* **SET EXERCISE**: In how many lines does the string "this" appear? Answer with the number only.

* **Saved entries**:

═══

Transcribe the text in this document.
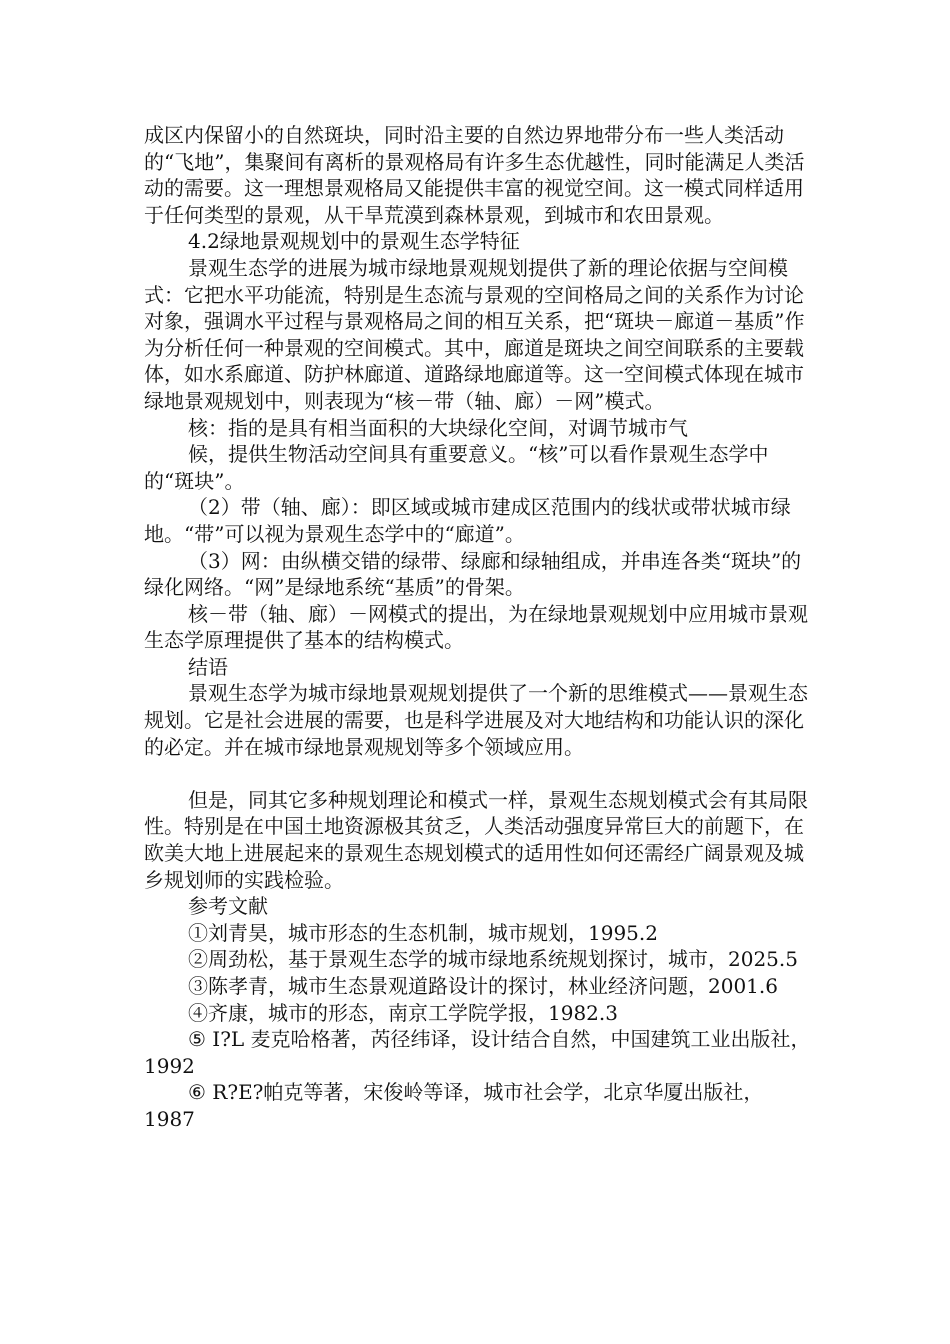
成区内保留小的自然斑块，同时沿主要的自然边界地带分布一些人类活动的“飞地”，集聚间有离析的景观格局有许多生态优越性，同时能满足人类活动的需要。这一理想景观格局又能提供丰富的视觉空间。这一模式同样适用于任何类型的景观，从干旱荒漠到森林景观，到城市和农田景观。

4.2绿地景观规划中的景观生态学特征

景观生态学的进展为城市绿地景观规划提供了新的理论依据与空间模式：它把水平功能流，特别是生态流与景观的空间格局之间的关系作为讨论对象，强调水平过程与景观格局之间的相互关系，把“斑块－廊道－基质”作为分析任何一种景观的空间模式。其中，廊道是斑块之间空间联系的主要载体，如水系廊道、防护林廊道、道路绿地廊道等。这一空间模式体现在城市绿地景观规划中，则表现为“核－带（轴、廊）－网”模式。

核：指的是具有相当面积的大块绿化空间，对调节城市气

候，提供生物活动空间具有重要意义。“核”可以看作景观生态学中的“斑块”。

（2）带（轴、廊）：即区域或城市建成区范围内的线状或带状城市绿地。“带”可以视为景观生态学中的“廊道”。

（3）网：由纵横交错的绿带、绿廊和绿轴组成，并串连各类“斑块”的绿化网络。“网”是绿地系统“基质”的骨架。

核－带（轴、廊）－网模式的提出，为在绿地景观规划中应用城市景观生态学原理提供了基本的结构模式。

结语

景观生态学为城市绿地景观规划提供了一个新的思维模式——景观生态规划。它是社会进展的需要，也是科学进展及对大地结构和功能认识的深化的必定。并在城市绿地景观规划等多个领域应用。

但是，同其它多种规划理论和模式一样，景观生态规划模式会有其局限性。特别是在中国土地资源极其贫乏，人类活动强度异常巨大的前题下，在欧美大地上进展起来的景观生态规划模式的适用性如何还需经广阔景观及城乡规划师的实践检验。

参考文献

①刘青昊，城市形态的生态机制，城市规划，1995.2

②周劲松，基于景观生态学的城市绿地系统规划探讨，城市，2025.5

③陈孝青，城市生态景观道路设计的探讨，林业经济问题，2001.6

④齐康，城市的形态，南京工学院学报，1982.3

⑤ I?L 麦克哈格著，芮径纬译，设计结合自然，中国建筑工业出版社，1992

⑥ R?E?帕克等著，宋俊岭等译，城市社会学，北京华厦出版社，1987
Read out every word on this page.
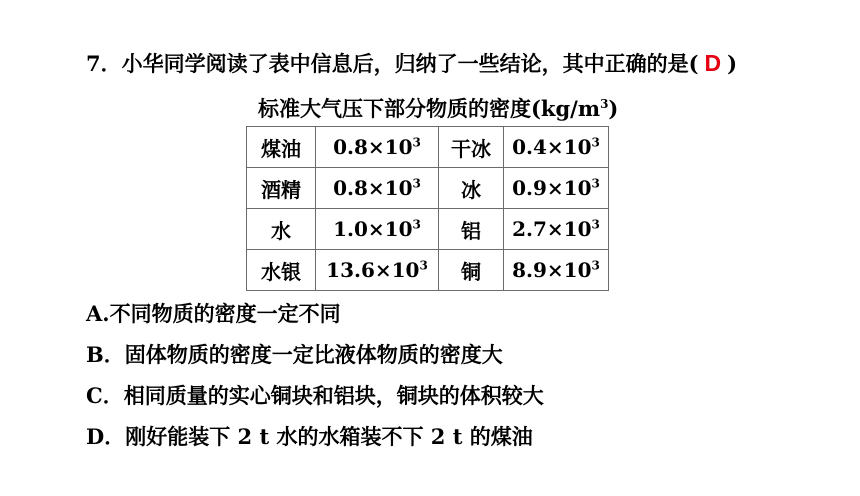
7．小华同学阅读了表中信息后，归纳了一些结论，其中正确的是( D )
标准大气压下部分物质的密度$(kg/m^3)$
煤油	$0.8\times 10^3$	干冰	$0.4\times 10^3$
酒精	$0.8\times 10^3$	冰	$0.9\times 10^3$
水	$1.0\times 10^3$	铝	$2.7\times 10^3$
水银	$13.6\times 10^3$	铜	$8.9\times 10^3$
A.不同物质的密度一定不同
B．固体物质的密度一定比液体物质的密度大
C．相同质量的实心铜块和铝块，铜块的体积较大
D．刚好能装下 2 t 水的水箱装不下 2 t 的煤油
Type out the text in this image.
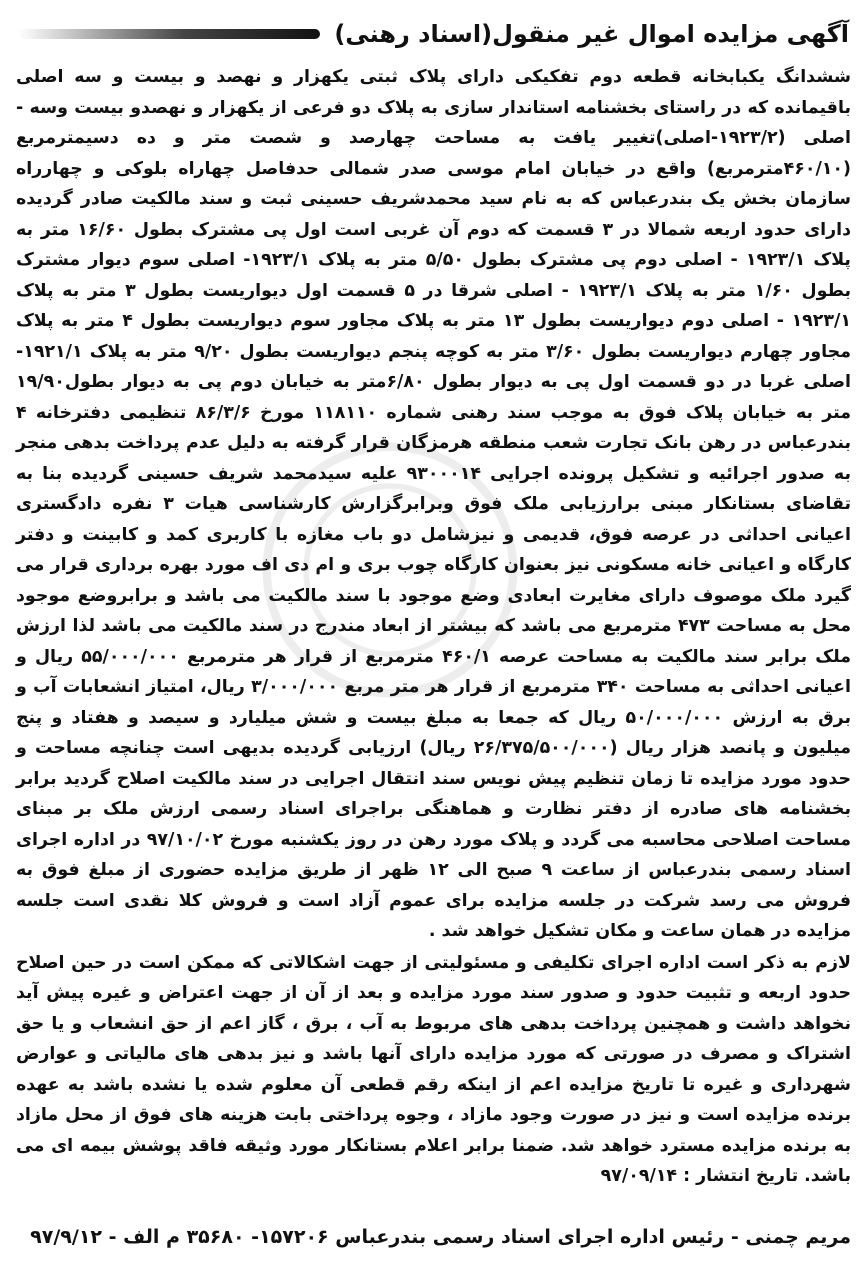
آگهی مزایده اموال غیر منقول(اسناد رهنی)

ششدانگ یکبابخانه قطعه دوم تفکیکی دارای پلاک ثبتی یکهزار و نهصد و بیست و سه اصلی باقیمانده که در راستای بخشنامه استاندار سازی به پلاک دو فرعی از یکهزار و نهصدو بیست وسه - اصلی (۱۹۲۳/۲-اصلی)تغییر یافت به مساحت چهارصد و شصت متر و ده دسیمترمربع (۴۶۰/۱۰مترمربع) واقع در خیابان امام موسی صدر شمالی حدفاصل چهاراه بلوکی و چهارراه سازمان بخش یک بندرعباس که به نام سید محمدشریف حسینی ثبت و سند مالکیت صادر گردیده دارای حدود اربعه شمالا در ۳ قسمت که دوم آن غربی است اول پی مشترک بطول ۱۶/۶۰ متر به پلاک ۱۹۲۳/۱ - اصلی دوم پی مشترک بطول ۵/۵۰ متر به پلاک ۱۹۲۳/۱- اصلی سوم دیوار مشترک بطول ۱/۶۰ متر به پلاک ۱۹۲۳/۱ - اصلی شرقا در ۵ قسمت اول دیواریست بطول ۳ متر به پلاک ۱۹۲۳/۱ - اصلی دوم دیواریست بطول ۱۳ متر به پلاک مجاور سوم دیواریست بطول ۴ متر به پلاک مجاور چهارم دیواریست بطول ۳/۶۰ متر به کوچه پنجم دیواریست بطول ۹/۲۰ متر به پلاک ۱۹۲۱/۱-اصلی غربا در دو قسمت اول پی به دیوار بطول ۶/۸۰متر به خیابان دوم پی به دیوار بطول۱۹/۹۰ متر به خیابان پلاک فوق به موجب سند رهنی شماره ۱۱۸۱۱۰ مورخ ۸۶/۳/۶ تنظیمی دفترخانه ۴ بندرعباس در رهن بانک تجارت شعب منطقه هرمزگان قرار گرفته به دلیل عدم پرداخت بدهی منجر به صدور اجرائیه و تشکیل پرونده اجرایی ۹۳۰۰۰۱۴ علیه سیدمحمد شریف حسینی گردیده بنا به تقاضای بستانکار مبنی برارزیابی ملک فوق وبرابرگزارش کارشناسی هیات ۳ نفره دادگستری اعیانی احداثی در عرصه فوق، قدیمی و نیزشامل دو باب مغازه با کاربری کمد و کابینت و دفتر کارگاه و اعیانی خانه مسکونی نیز بعنوان کارگاه چوب بری و ام دی اف مورد بهره برداری قرار می گیرد ملک موصوف دارای مغایرت ابعادی وضع موجود با سند مالکیت می باشد و برابروضع موجود محل به مساحت ۴۷۳ مترمربع می باشد که بیشتر از ابعاد مندرج در سند مالکیت می باشد لذا ارزش ملک برابر سند مالکیت به مساحت عرصه ۴۶۰/۱ مترمربع از قرار هر مترمربع ۵۵/۰۰۰/۰۰۰ ریال و اعیانی احداثی به مساحت ۳۴۰ مترمربع از قرار هر متر مربع ۳/۰۰۰/۰۰۰ ریال، امتیاز انشعابات آب و برق به ارزش ۵۰/۰۰۰/۰۰۰ ریال که جمعا به مبلغ بیست و شش میلیارد و سیصد و هفتاد و پنج میلیون و پانصد هزار ریال (۲۶/۳۷۵/۵۰۰/۰۰۰ ریال) ارزیابی گردیده بدیهی است چنانچه مساحت و حدود مورد مزایده تا زمان تنظیم پیش نویس سند انتقال اجرایی در سند مالکیت اصلاح گردید برابر بخشنامه های صادره از دفتر نظارت و هماهنگی براجرای اسناد رسمی ارزش ملک بر مبنای مساحت اصلاحی محاسبه می گردد و پلاک مورد رهن در روز یکشنبه مورخ ۹۷/۱۰/۰۲ در اداره اجرای اسناد رسمی بندرعباس از ساعت ۹ صبح الی ۱۲ ظهر از طریق مزایده حضوری از مبلغ فوق به فروش می رسد شرکت در جلسه مزایده برای عموم آزاد است و فروش کلا نقدی است جلسه مزایده در همان ساعت و مکان تشکیل خواهد شد .

لازم به ذکر است اداره اجرای تکلیفی و مسئولیتی از جهت اشکالاتی که ممکن است در حین اصلاح حدود اربعه و تثبیت حدود و صدور سند مورد مزایده و بعد از آن از جهت اعتراض و غیره پیش آید نخواهد داشت و همچنین پرداخت بدهی های مربوط به آب ، برق ، گاز اعم از حق انشعاب و یا حق اشتراک و مصرف در صورتی که مورد مزایده دارای آنها باشد و نیز بدهی های مالیاتی و عوارض شهرداری و غیره تا تاریخ مزایده اعم از اینکه رقم قطعی آن معلوم شده یا نشده باشد به عهده برنده مزایده است و نیز در صورت وجود مازاد ، وجوه پرداختی بابت هزینه های فوق از محل مازاد به برنده مزایده مسترد خواهد شد. ضمنا برابر اعلام بستانکار مورد وثیقه فاقد پوشش بیمه ای می باشد. تاریخ انتشار : ۹۷/۰۹/۱۴

مریم چمنی - رئیس اداره اجرای اسناد رسمی بندرعباس ۱۵۷۲۰۶- ۳۵۶۸۰ م الف - ۹۷/۹/۱۲
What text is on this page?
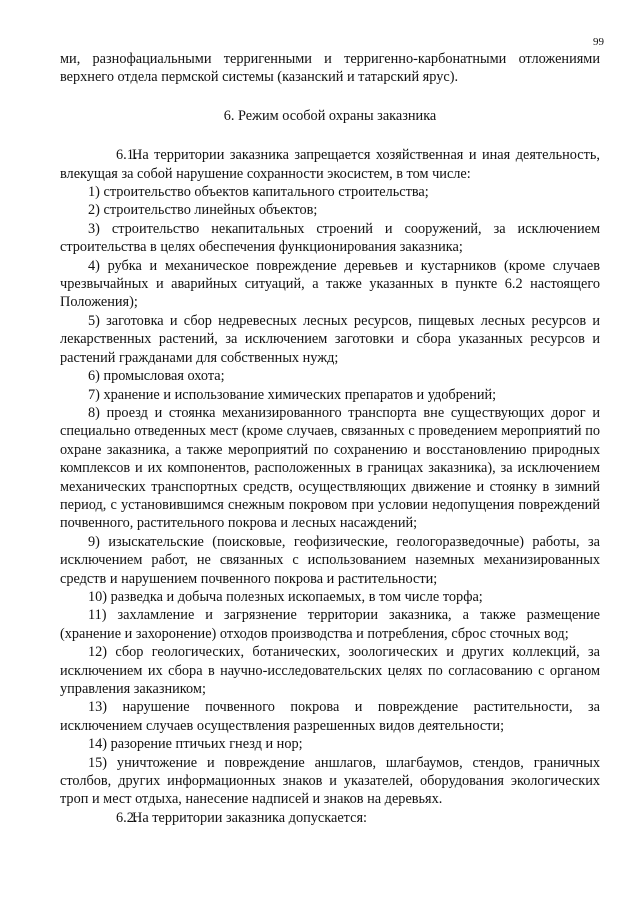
99

ми, разнофациальными терригенными и терригенно-карбонатными отложениями верхнего отдела пермской системы (казанский и татарский ярус).

6. Режим особой охраны заказника

6.1.На территории заказника запрещается хозяйственная и иная деятельность, влекущая за собой нарушение сохранности экосистем, в том числе:

1) строительство объектов капитального строительства;

2) строительство линейных объектов;

3) строительство некапитальных строений и сооружений, за исключением строительства в целях обеспечения функционирования заказника;

4) рубка и механическое повреждение деревьев и кустарников (кроме случаев чрезвычайных и аварийных ситуаций, а также указанных в пункте 6.2 настоящего Положения);

5) заготовка и сбор недревесных лесных ресурсов, пищевых лесных ресурсов и лекарственных растений, за исключением заготовки и сбора указанных ресурсов и растений гражданами для собственных нужд;

6) промысловая охота;

7) хранение и использование химических препаратов и удобрений;

8) проезд и стоянка механизированного транспорта вне существующих дорог и специально отведенных мест (кроме случаев, связанных с проведением мероприятий по охране заказника, а также мероприятий по сохранению и восстановлению природных комплексов и их компонентов, расположенных в границах заказника), за исключением механических транспортных средств, осуществляющих движение и стоянку в зимний период, с установившимся снежным покровом при условии недопущения повреждений почвенного, растительного покрова и лесных насаждений;

9) изыскательские (поисковые, геофизические, геологоразведочные) работы, за исключением работ, не связанных с использованием наземных механизированных средств и нарушением почвенного покрова и растительности;

10) разведка и добыча полезных ископаемых, в том числе торфа;

11) захламление и загрязнение территории заказника, а также размещение (хранение и захоронение) отходов производства и потребления, сброс сточных вод;

12) сбор геологических, ботанических, зоологических и других коллекций, за исключением их сбора в научно-исследовательских целях по согласованию с органом управления заказником;

13) нарушение почвенного покрова и повреждение растительности, за исключением случаев осуществления разрешенных видов деятельности;

14) разорение птичьих гнезд и нор;

15) уничтожение и повреждение аншлагов, шлагбаумов, стендов, граничных столбов, других информационных знаков и указателей, оборудования экологических троп и мест отдыха, нанесение надписей и знаков на деревьях.

6.2.На территории заказника допускается:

═══

* **RIGHT ANSWER**: 4